» **THE PROBLEM**
Write out the entries verbatim and leave the images out of the copy.

» **MATERIAL**

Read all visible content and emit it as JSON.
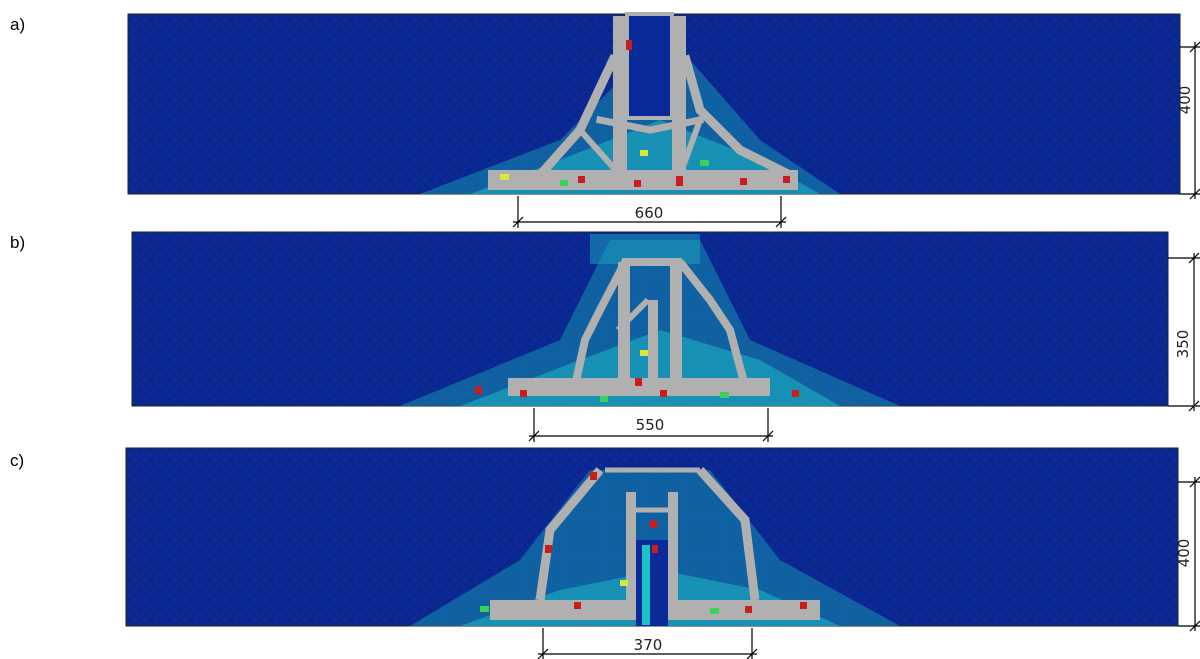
{
  "colors": {
    "background_mesh": "#0a2a9a",
    "mesh_line": "#1b1b40",
    "struts": "#b0b0b0",
    "cyan": "#1fc0c8",
    "teal": "#17a0b0",
    "green": "#3ad25a",
    "yellow": "#d8e83a",
    "red": "#c81e1e",
    "dimension_line": "#000000"
  },
  "panels": [
    {
      "label": "a)",
      "width_dimension": "660",
      "height_dimension": "400"
    },
    {
      "label": "b)",
      "width_dimension": "550",
      "height_dimension": "350"
    },
    {
      "label": "c)",
      "width_dimension": "370",
      "height_dimension": "400"
    }
  ]
}
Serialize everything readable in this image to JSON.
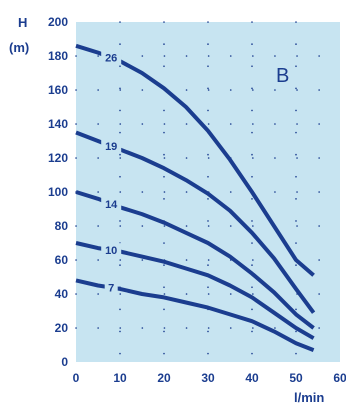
{
  "chart_data": {
    "type": "line",
    "xlabel": "l/min",
    "ylabel": "H",
    "ylabel_unit": "(m)",
    "corner_label": "B",
    "xlim": [
      0,
      60
    ],
    "ylim": [
      0,
      200
    ],
    "x_ticks": [
      0,
      10,
      20,
      30,
      40,
      50,
      60
    ],
    "y_ticks": [
      0,
      20,
      40,
      60,
      80,
      100,
      120,
      140,
      160,
      180,
      200
    ],
    "grid": true,
    "legend": "none",
    "colors": {
      "background": "#c7e4f1",
      "line": "#1b3d8f",
      "grid": "#1b3d8f"
    },
    "series": [
      {
        "name": "26",
        "x": [
          0,
          5,
          10,
          15,
          20,
          25,
          30,
          35,
          40,
          45,
          50,
          54
        ],
        "y": [
          186,
          182,
          177,
          170,
          161,
          150,
          136,
          119,
          100,
          80,
          60,
          51
        ]
      },
      {
        "name": "19",
        "x": [
          0,
          5,
          10,
          15,
          20,
          25,
          30,
          35,
          40,
          45,
          50,
          54
        ],
        "y": [
          135,
          130,
          125,
          120,
          114,
          107,
          99,
          89,
          76,
          61,
          43,
          29
        ]
      },
      {
        "name": "14",
        "x": [
          0,
          5,
          10,
          15,
          20,
          25,
          30,
          35,
          40,
          45,
          50,
          54
        ],
        "y": [
          100,
          96,
          91,
          87,
          82,
          76,
          70,
          62,
          52,
          41,
          28,
          20
        ]
      },
      {
        "name": "10",
        "x": [
          0,
          5,
          10,
          15,
          20,
          25,
          30,
          35,
          40,
          45,
          50,
          54
        ],
        "y": [
          70,
          67,
          65,
          62,
          59,
          55,
          51,
          45,
          38,
          29,
          20,
          14
        ]
      },
      {
        "name": "7",
        "x": [
          0,
          5,
          10,
          15,
          20,
          25,
          30,
          35,
          40,
          45,
          50,
          54
        ],
        "y": [
          48,
          45,
          43,
          40,
          38,
          35,
          32,
          28,
          24,
          18,
          11,
          7
        ]
      }
    ]
  }
}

» **EXPECTED ANSWER**
Read all visible content and emit it as JSON.
{
  "colors": {
    "background_mesh": "#0a2a9a",
    "mesh_line": "#1b1b40",
    "struts": "#b0b0b0",
    "cyan": "#1fc0c8",
    "teal": "#17a0b0",
    "green": "#3ad25a",
    "yellow": "#d8e83a",
    "red": "#c81e1e",
    "dimension_line": "#000000"
  },
  "panels": [
    {
      "label": "a)",
      "width_dimension": "660",
      "height_dimension": "400"
    },
    {
      "label": "b)",
      "width_dimension": "550",
      "height_dimension": "350"
    },
    {
      "label": "c)",
      "width_dimension": "370",
      "height_dimension": "400"
    }
  ]
}
Serialize everything readable in this image to JSON.
{
  "chart_data": {
    "type": "line",
    "xlabel": "l/min",
    "ylabel": "H",
    "ylabel_unit": "(m)",
    "corner_label": "B",
    "xlim": [
      0,
      60
    ],
    "ylim": [
      0,
      200
    ],
    "x_ticks": [
      0,
      10,
      20,
      30,
      40,
      50,
      60
    ],
    "y_ticks": [
      0,
      20,
      40,
      60,
      80,
      100,
      120,
      140,
      160,
      180,
      200
    ],
    "grid": true,
    "legend": "none",
    "colors": {
      "background": "#c7e4f1",
      "line": "#1b3d8f",
      "grid": "#1b3d8f"
    },
    "series": [
      {
        "name": "26",
        "x": [
          0,
          5,
          10,
          15,
          20,
          25,
          30,
          35,
          40,
          45,
          50,
          54
        ],
        "y": [
          186,
          182,
          177,
          170,
          161,
          150,
          136,
          119,
          100,
          80,
          60,
          51
        ]
      },
      {
        "name": "19",
        "x": [
          0,
          5,
          10,
          15,
          20,
          25,
          30,
          35,
          40,
          45,
          50,
          54
        ],
        "y": [
          135,
          130,
          125,
          120,
          114,
          107,
          99,
          89,
          76,
          61,
          43,
          29
        ]
      },
      {
        "name": "14",
        "x": [
          0,
          5,
          10,
          15,
          20,
          25,
          30,
          35,
          40,
          45,
          50,
          54
        ],
        "y": [
          100,
          96,
          91,
          87,
          82,
          76,
          70,
          62,
          52,
          41,
          28,
          20
        ]
      },
      {
        "name": "10",
        "x": [
          0,
          5,
          10,
          15,
          20,
          25,
          30,
          35,
          40,
          45,
          50,
          54
        ],
        "y": [
          70,
          67,
          65,
          62,
          59,
          55,
          51,
          45,
          38,
          29,
          20,
          14
        ]
      },
      {
        "name": "7",
        "x": [
          0,
          5,
          10,
          15,
          20,
          25,
          30,
          35,
          40,
          45,
          50,
          54
        ],
        "y": [
          48,
          45,
          43,
          40,
          38,
          35,
          32,
          28,
          24,
          18,
          11,
          7
        ]
      }
    ]
  }
}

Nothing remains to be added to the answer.